Begin PROVIDED INFORMATION

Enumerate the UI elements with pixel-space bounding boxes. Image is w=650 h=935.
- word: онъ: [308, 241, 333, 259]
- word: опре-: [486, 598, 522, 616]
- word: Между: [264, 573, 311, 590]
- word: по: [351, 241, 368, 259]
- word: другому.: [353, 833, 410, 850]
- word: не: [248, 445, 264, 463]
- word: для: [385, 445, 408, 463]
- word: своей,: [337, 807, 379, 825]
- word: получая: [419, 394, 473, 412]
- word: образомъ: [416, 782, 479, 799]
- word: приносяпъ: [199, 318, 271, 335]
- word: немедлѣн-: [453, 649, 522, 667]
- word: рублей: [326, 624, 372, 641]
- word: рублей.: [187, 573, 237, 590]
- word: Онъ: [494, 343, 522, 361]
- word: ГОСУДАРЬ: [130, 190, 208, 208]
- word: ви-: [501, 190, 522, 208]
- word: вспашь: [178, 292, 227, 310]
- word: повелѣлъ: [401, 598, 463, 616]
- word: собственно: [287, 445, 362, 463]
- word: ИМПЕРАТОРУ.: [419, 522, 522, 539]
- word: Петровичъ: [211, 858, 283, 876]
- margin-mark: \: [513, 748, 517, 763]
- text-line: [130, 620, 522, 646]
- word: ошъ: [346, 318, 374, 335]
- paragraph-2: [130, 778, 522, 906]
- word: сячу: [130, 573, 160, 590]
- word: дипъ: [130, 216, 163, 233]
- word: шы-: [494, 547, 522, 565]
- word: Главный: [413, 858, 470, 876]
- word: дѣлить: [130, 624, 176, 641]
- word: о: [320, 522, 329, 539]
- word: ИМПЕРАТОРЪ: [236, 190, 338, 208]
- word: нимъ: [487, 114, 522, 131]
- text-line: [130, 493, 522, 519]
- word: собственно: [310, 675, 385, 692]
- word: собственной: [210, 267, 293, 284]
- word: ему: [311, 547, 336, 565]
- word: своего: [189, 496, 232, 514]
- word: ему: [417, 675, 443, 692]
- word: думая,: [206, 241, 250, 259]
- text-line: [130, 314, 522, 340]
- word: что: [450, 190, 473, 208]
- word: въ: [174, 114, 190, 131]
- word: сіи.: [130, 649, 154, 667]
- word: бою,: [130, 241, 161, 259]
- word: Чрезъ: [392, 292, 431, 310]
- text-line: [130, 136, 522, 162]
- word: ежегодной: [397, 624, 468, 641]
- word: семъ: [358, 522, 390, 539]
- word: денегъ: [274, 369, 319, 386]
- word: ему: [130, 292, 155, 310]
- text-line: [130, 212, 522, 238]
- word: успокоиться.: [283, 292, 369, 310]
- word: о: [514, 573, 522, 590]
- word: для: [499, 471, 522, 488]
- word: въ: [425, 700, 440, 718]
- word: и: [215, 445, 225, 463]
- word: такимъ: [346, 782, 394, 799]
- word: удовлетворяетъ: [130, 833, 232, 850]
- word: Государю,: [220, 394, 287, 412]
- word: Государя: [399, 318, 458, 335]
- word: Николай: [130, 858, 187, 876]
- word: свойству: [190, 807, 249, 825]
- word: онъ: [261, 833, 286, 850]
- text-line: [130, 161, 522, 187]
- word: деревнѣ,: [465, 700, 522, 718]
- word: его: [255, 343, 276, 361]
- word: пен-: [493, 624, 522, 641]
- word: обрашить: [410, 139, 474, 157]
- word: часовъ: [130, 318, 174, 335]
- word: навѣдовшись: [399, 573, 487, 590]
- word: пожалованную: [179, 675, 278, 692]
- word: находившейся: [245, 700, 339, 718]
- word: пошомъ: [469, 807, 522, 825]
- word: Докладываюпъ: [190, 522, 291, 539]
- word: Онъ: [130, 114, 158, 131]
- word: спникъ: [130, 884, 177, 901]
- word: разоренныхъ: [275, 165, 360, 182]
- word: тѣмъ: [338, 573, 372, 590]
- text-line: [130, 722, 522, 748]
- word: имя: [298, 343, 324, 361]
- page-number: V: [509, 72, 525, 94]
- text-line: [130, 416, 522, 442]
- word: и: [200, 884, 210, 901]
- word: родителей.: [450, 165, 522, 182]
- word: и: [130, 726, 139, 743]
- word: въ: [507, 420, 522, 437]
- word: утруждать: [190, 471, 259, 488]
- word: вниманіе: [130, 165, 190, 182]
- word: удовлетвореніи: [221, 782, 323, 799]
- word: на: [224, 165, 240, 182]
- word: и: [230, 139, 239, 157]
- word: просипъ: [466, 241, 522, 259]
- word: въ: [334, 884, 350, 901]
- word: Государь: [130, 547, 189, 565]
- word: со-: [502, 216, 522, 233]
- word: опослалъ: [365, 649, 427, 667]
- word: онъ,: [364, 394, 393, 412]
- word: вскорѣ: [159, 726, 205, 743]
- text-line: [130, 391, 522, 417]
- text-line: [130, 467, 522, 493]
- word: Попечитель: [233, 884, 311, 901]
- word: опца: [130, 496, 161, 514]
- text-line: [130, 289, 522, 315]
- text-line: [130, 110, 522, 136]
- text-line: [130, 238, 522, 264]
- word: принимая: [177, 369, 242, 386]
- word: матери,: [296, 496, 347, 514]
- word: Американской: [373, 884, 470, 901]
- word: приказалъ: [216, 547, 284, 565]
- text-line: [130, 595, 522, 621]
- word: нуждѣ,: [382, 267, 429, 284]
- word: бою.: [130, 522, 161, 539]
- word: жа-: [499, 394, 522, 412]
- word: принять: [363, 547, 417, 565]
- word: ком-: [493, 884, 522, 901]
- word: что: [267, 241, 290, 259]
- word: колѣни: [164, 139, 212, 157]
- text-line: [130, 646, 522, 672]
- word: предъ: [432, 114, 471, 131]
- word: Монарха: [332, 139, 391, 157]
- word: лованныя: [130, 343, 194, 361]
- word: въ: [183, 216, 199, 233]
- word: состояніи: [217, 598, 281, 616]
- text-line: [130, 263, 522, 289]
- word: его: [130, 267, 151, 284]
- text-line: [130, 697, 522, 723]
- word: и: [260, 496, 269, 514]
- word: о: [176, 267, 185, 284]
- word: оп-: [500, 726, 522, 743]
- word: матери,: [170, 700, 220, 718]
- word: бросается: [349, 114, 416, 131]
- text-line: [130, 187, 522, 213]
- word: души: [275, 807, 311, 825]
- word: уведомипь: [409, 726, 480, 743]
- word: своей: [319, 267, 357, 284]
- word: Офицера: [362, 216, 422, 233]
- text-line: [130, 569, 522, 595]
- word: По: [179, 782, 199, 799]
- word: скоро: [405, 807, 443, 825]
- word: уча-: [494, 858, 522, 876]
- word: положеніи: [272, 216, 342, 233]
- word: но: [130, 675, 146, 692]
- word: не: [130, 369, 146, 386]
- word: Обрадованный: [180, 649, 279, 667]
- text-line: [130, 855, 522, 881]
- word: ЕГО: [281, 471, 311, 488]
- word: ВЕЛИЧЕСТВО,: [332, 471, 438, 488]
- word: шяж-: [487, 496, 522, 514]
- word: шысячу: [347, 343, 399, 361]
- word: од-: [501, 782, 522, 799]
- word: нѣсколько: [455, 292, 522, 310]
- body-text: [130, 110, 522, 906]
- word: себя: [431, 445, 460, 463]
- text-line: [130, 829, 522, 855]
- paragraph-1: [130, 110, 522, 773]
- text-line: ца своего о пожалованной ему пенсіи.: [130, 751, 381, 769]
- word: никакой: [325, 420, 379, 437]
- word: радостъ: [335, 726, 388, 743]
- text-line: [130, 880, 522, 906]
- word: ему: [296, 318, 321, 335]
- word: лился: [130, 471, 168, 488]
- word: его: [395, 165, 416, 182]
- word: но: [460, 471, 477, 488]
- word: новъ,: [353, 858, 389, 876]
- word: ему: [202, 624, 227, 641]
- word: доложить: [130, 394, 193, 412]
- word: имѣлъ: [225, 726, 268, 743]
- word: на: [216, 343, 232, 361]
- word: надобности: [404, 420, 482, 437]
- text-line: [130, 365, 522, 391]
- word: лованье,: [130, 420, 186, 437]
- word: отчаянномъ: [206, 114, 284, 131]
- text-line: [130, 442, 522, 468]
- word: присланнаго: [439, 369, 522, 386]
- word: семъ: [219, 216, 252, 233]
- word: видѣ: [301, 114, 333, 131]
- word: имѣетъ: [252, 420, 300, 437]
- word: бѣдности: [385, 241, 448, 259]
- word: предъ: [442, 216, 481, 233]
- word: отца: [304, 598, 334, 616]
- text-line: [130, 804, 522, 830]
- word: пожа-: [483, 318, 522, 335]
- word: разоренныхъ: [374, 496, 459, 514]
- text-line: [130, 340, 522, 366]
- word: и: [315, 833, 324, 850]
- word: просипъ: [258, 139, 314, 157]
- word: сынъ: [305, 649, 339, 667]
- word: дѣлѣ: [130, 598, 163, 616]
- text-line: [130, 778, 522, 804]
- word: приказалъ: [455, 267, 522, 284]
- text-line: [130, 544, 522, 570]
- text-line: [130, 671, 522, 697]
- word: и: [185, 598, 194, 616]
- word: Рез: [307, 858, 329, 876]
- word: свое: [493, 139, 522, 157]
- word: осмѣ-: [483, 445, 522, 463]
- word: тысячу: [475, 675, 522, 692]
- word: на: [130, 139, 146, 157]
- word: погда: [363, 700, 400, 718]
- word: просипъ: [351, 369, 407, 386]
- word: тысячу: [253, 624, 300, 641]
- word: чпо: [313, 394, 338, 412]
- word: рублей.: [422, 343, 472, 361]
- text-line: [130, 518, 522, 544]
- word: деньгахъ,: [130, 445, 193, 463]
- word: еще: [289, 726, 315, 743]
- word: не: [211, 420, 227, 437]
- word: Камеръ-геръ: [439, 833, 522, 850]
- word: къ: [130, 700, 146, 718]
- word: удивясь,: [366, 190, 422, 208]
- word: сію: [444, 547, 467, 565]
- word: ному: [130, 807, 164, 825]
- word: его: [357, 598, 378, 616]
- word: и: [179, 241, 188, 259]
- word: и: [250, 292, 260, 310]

End PROVIDED INFORMATION

> **AIM OF THE EXERCISE**
Please write out the lines of the listing as a numbered list, from its first line through the line that contains "- word: своей,: [337, 807, 379, 825]", both included, and leave out any blank lines.

> **SOLVED EXERCISE**
1. Enumerate the UI elements with pixel-space bounding boxes. Image is w=650 h=935.
2. - word: онъ: [308, 241, 333, 259]
3. - word: опре-: [486, 598, 522, 616]
4. - word: Между: [264, 573, 311, 590]
5. - word: по: [351, 241, 368, 259]
6. - word: другому.: [353, 833, 410, 850]
7. - word: не: [248, 445, 264, 463]
8. - word: для: [385, 445, 408, 463]
9. - word: своей,: [337, 807, 379, 825]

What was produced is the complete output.